[start]

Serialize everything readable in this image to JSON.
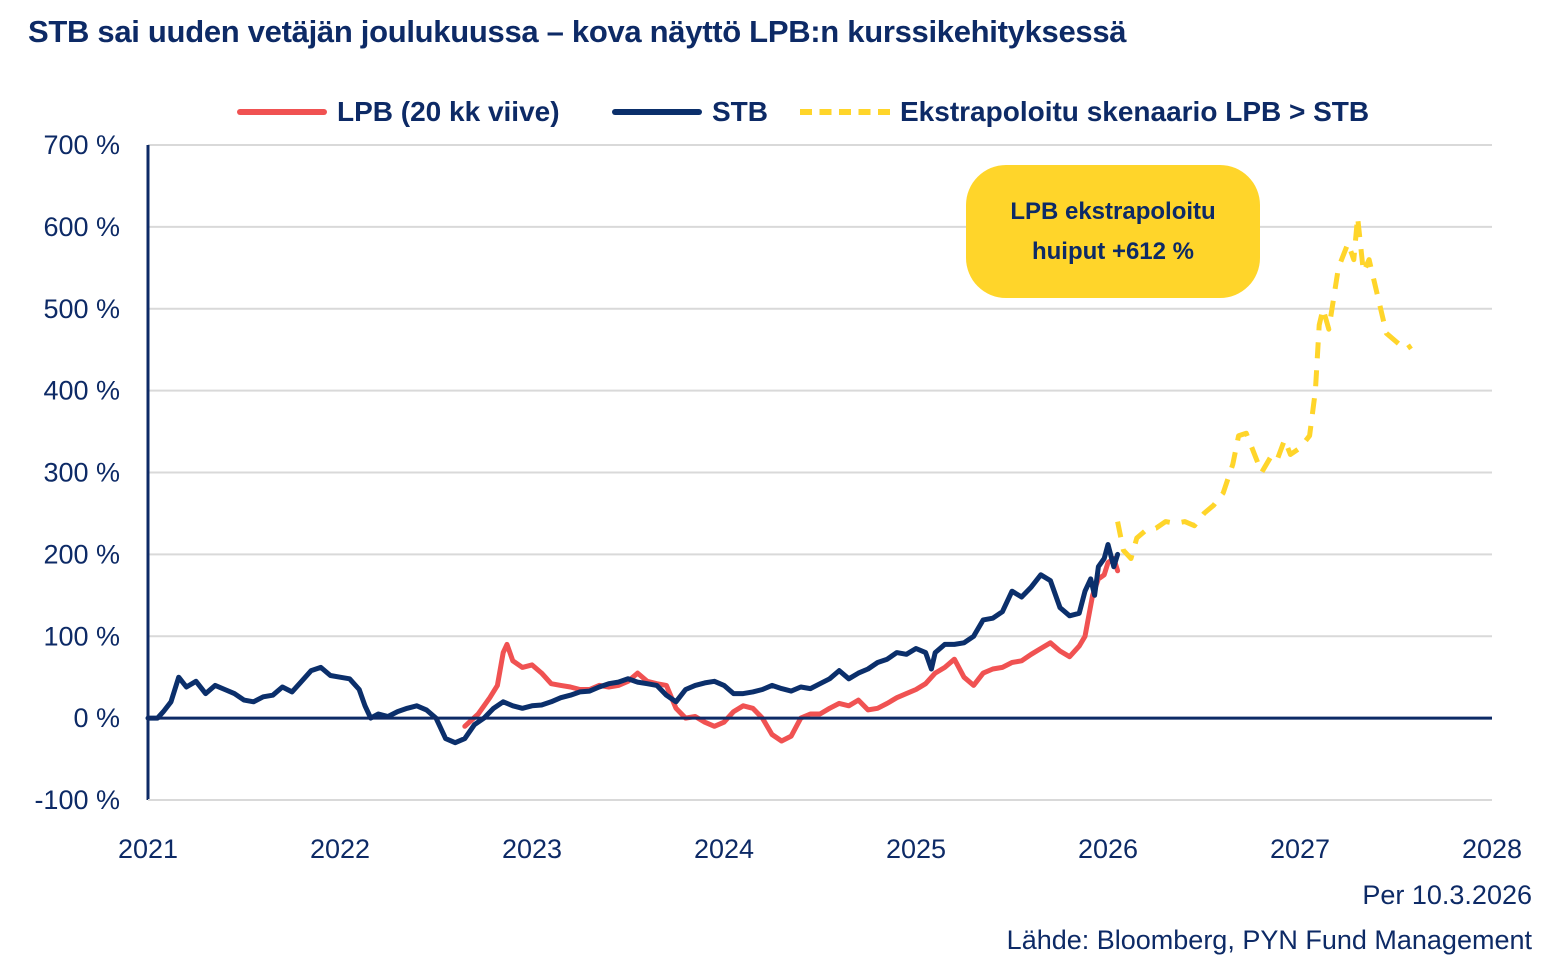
{
  "title": "STB sai uuden vetäjän joulukuussa – kova näyttö LPB:n kurssikehityksessä",
  "legend": {
    "lpb": "LPB (20 kk viive)",
    "stb": "STB",
    "extrapolated": "Ekstrapoloitu skenaario LPB > STB"
  },
  "annotation": {
    "line1": "LPB ekstrapoloitu",
    "line2": "huiput +612 %"
  },
  "footer": {
    "as_of": "Per 10.3.2026",
    "source": "Lähde: Bloomberg, PYN Fund Management"
  },
  "colors": {
    "lpb": "#f05252",
    "stb": "#0b2f6b",
    "extrapolated": "#ffd52a",
    "axis": "#0d2a66",
    "grid": "#d9d9d9"
  },
  "chart_data": {
    "type": "line",
    "title": "STB sai uuden vetäjän joulukuussa – kova näyttö LPB:n kurssikehityksessä",
    "xlabel": "",
    "ylabel": "",
    "xlim": [
      2021,
      2028
    ],
    "ylim": [
      -100,
      700
    ],
    "grid": true,
    "legend_position": "top",
    "x_tick_labels": [
      "2021",
      "2022",
      "2023",
      "2024",
      "2025",
      "2026",
      "2027",
      "2028"
    ],
    "x_tick_values": [
      2021,
      2022,
      2023,
      2024,
      2025,
      2026,
      2027,
      2028
    ],
    "y_tick_labels": [
      "-100 %",
      "0 %",
      "100 %",
      "200 %",
      "300 %",
      "400 %",
      "500 %",
      "600 %",
      "700 %"
    ],
    "y_tick_values": [
      -100,
      0,
      100,
      200,
      300,
      400,
      500,
      600,
      700
    ],
    "series": [
      {
        "name": "STB",
        "style": "solid",
        "points": [
          [
            2021.0,
            0
          ],
          [
            2021.05,
            0
          ],
          [
            2021.08,
            8
          ],
          [
            2021.12,
            20
          ],
          [
            2021.16,
            50
          ],
          [
            2021.2,
            38
          ],
          [
            2021.25,
            45
          ],
          [
            2021.3,
            30
          ],
          [
            2021.35,
            40
          ],
          [
            2021.4,
            35
          ],
          [
            2021.45,
            30
          ],
          [
            2021.5,
            22
          ],
          [
            2021.55,
            20
          ],
          [
            2021.6,
            26
          ],
          [
            2021.65,
            28
          ],
          [
            2021.7,
            38
          ],
          [
            2021.75,
            32
          ],
          [
            2021.8,
            45
          ],
          [
            2021.85,
            58
          ],
          [
            2021.9,
            62
          ],
          [
            2021.95,
            52
          ],
          [
            2022.0,
            50
          ],
          [
            2022.05,
            48
          ],
          [
            2022.1,
            35
          ],
          [
            2022.13,
            15
          ],
          [
            2022.16,
            0
          ],
          [
            2022.2,
            5
          ],
          [
            2022.25,
            2
          ],
          [
            2022.3,
            8
          ],
          [
            2022.35,
            12
          ],
          [
            2022.4,
            15
          ],
          [
            2022.45,
            10
          ],
          [
            2022.5,
            0
          ],
          [
            2022.55,
            -25
          ],
          [
            2022.6,
            -30
          ],
          [
            2022.65,
            -25
          ],
          [
            2022.7,
            -8
          ],
          [
            2022.75,
            0
          ],
          [
            2022.8,
            12
          ],
          [
            2022.85,
            20
          ],
          [
            2022.9,
            15
          ],
          [
            2022.95,
            12
          ],
          [
            2023.0,
            15
          ],
          [
            2023.05,
            16
          ],
          [
            2023.1,
            20
          ],
          [
            2023.15,
            25
          ],
          [
            2023.2,
            28
          ],
          [
            2023.25,
            32
          ],
          [
            2023.3,
            33
          ],
          [
            2023.35,
            38
          ],
          [
            2023.4,
            42
          ],
          [
            2023.45,
            44
          ],
          [
            2023.5,
            48
          ],
          [
            2023.55,
            44
          ],
          [
            2023.6,
            42
          ],
          [
            2023.65,
            40
          ],
          [
            2023.7,
            28
          ],
          [
            2023.75,
            20
          ],
          [
            2023.8,
            35
          ],
          [
            2023.85,
            40
          ],
          [
            2023.9,
            43
          ],
          [
            2023.95,
            45
          ],
          [
            2024.0,
            40
          ],
          [
            2024.05,
            30
          ],
          [
            2024.1,
            30
          ],
          [
            2024.15,
            32
          ],
          [
            2024.2,
            35
          ],
          [
            2024.25,
            40
          ],
          [
            2024.3,
            36
          ],
          [
            2024.35,
            33
          ],
          [
            2024.4,
            38
          ],
          [
            2024.45,
            36
          ],
          [
            2024.5,
            42
          ],
          [
            2024.55,
            48
          ],
          [
            2024.6,
            58
          ],
          [
            2024.65,
            48
          ],
          [
            2024.7,
            55
          ],
          [
            2024.75,
            60
          ],
          [
            2024.8,
            68
          ],
          [
            2024.85,
            72
          ],
          [
            2024.9,
            80
          ],
          [
            2024.95,
            78
          ],
          [
            2025.0,
            85
          ],
          [
            2025.05,
            80
          ],
          [
            2025.08,
            60
          ],
          [
            2025.1,
            80
          ],
          [
            2025.15,
            90
          ],
          [
            2025.2,
            90
          ],
          [
            2025.25,
            92
          ],
          [
            2025.3,
            100
          ],
          [
            2025.35,
            120
          ],
          [
            2025.4,
            122
          ],
          [
            2025.45,
            130
          ],
          [
            2025.5,
            155
          ],
          [
            2025.55,
            148
          ],
          [
            2025.6,
            160
          ],
          [
            2025.65,
            175
          ],
          [
            2025.7,
            168
          ],
          [
            2025.75,
            135
          ],
          [
            2025.8,
            125
          ],
          [
            2025.85,
            128
          ],
          [
            2025.88,
            155
          ],
          [
            2025.91,
            170
          ],
          [
            2025.93,
            150
          ],
          [
            2025.95,
            185
          ],
          [
            2025.98,
            195
          ],
          [
            2026.0,
            212
          ],
          [
            2026.03,
            185
          ],
          [
            2026.05,
            200
          ]
        ]
      },
      {
        "name": "LPB (20 kk viive)",
        "style": "solid",
        "points": [
          [
            2022.65,
            -10
          ],
          [
            2022.72,
            5
          ],
          [
            2022.78,
            25
          ],
          [
            2022.82,
            40
          ],
          [
            2022.85,
            80
          ],
          [
            2022.87,
            90
          ],
          [
            2022.9,
            70
          ],
          [
            2022.95,
            62
          ],
          [
            2023.0,
            65
          ],
          [
            2023.05,
            55
          ],
          [
            2023.1,
            42
          ],
          [
            2023.15,
            40
          ],
          [
            2023.2,
            38
          ],
          [
            2023.25,
            35
          ],
          [
            2023.3,
            35
          ],
          [
            2023.35,
            40
          ],
          [
            2023.4,
            38
          ],
          [
            2023.45,
            40
          ],
          [
            2023.5,
            45
          ],
          [
            2023.55,
            55
          ],
          [
            2023.6,
            45
          ],
          [
            2023.65,
            42
          ],
          [
            2023.7,
            40
          ],
          [
            2023.75,
            12
          ],
          [
            2023.8,
            0
          ],
          [
            2023.85,
            2
          ],
          [
            2023.9,
            -5
          ],
          [
            2023.95,
            -10
          ],
          [
            2024.0,
            -5
          ],
          [
            2024.05,
            8
          ],
          [
            2024.1,
            15
          ],
          [
            2024.15,
            12
          ],
          [
            2024.2,
            0
          ],
          [
            2024.25,
            -20
          ],
          [
            2024.3,
            -28
          ],
          [
            2024.35,
            -22
          ],
          [
            2024.4,
            0
          ],
          [
            2024.45,
            5
          ],
          [
            2024.5,
            5
          ],
          [
            2024.55,
            12
          ],
          [
            2024.6,
            18
          ],
          [
            2024.65,
            15
          ],
          [
            2024.7,
            22
          ],
          [
            2024.75,
            10
          ],
          [
            2024.8,
            12
          ],
          [
            2024.85,
            18
          ],
          [
            2024.9,
            25
          ],
          [
            2024.95,
            30
          ],
          [
            2025.0,
            35
          ],
          [
            2025.05,
            42
          ],
          [
            2025.1,
            55
          ],
          [
            2025.15,
            62
          ],
          [
            2025.2,
            72
          ],
          [
            2025.25,
            50
          ],
          [
            2025.3,
            40
          ],
          [
            2025.35,
            55
          ],
          [
            2025.4,
            60
          ],
          [
            2025.45,
            62
          ],
          [
            2025.5,
            68
          ],
          [
            2025.55,
            70
          ],
          [
            2025.6,
            78
          ],
          [
            2025.65,
            85
          ],
          [
            2025.7,
            92
          ],
          [
            2025.75,
            82
          ],
          [
            2025.8,
            75
          ],
          [
            2025.85,
            88
          ],
          [
            2025.88,
            100
          ],
          [
            2025.92,
            150
          ],
          [
            2025.95,
            170
          ],
          [
            2025.98,
            175
          ],
          [
            2026.0,
            190
          ],
          [
            2026.03,
            195
          ],
          [
            2026.05,
            180
          ]
        ]
      },
      {
        "name": "Ekstrapoloitu skenaario LPB > STB",
        "style": "dashed",
        "points": [
          [
            2026.05,
            240
          ],
          [
            2026.08,
            205
          ],
          [
            2026.12,
            195
          ],
          [
            2026.15,
            220
          ],
          [
            2026.2,
            230
          ],
          [
            2026.25,
            232
          ],
          [
            2026.3,
            240
          ],
          [
            2026.35,
            238
          ],
          [
            2026.4,
            240
          ],
          [
            2026.45,
            235
          ],
          [
            2026.5,
            250
          ],
          [
            2026.55,
            260
          ],
          [
            2026.6,
            275
          ],
          [
            2026.65,
            310
          ],
          [
            2026.68,
            345
          ],
          [
            2026.72,
            348
          ],
          [
            2026.75,
            330
          ],
          [
            2026.8,
            300
          ],
          [
            2026.85,
            320
          ],
          [
            2026.88,
            315
          ],
          [
            2026.92,
            340
          ],
          [
            2026.95,
            322
          ],
          [
            2027.0,
            330
          ],
          [
            2027.05,
            345
          ],
          [
            2027.08,
            400
          ],
          [
            2027.1,
            480
          ],
          [
            2027.12,
            500
          ],
          [
            2027.15,
            475
          ],
          [
            2027.2,
            550
          ],
          [
            2027.25,
            580
          ],
          [
            2027.28,
            560
          ],
          [
            2027.3,
            612
          ],
          [
            2027.33,
            545
          ],
          [
            2027.36,
            560
          ],
          [
            2027.4,
            520
          ],
          [
            2027.45,
            470
          ],
          [
            2027.5,
            460
          ],
          [
            2027.55,
            450
          ],
          [
            2027.58,
            455
          ]
        ]
      }
    ],
    "annotations": [
      {
        "text": "LPB ekstrapoloitu huiput +612 %",
        "anchor": "top-right of plot"
      }
    ]
  }
}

[end]

## Given task
Extract from the data every line where "vetäjän" shows up.

## Completed task
  "title": "STB sai uuden vetäjän joulukuussa – kova näyttö LPB:n kurssikehityksessä",
    "title": "STB sai uuden vetäjän joulukuussa – kova näyttö LPB:n kurssikehityksessä",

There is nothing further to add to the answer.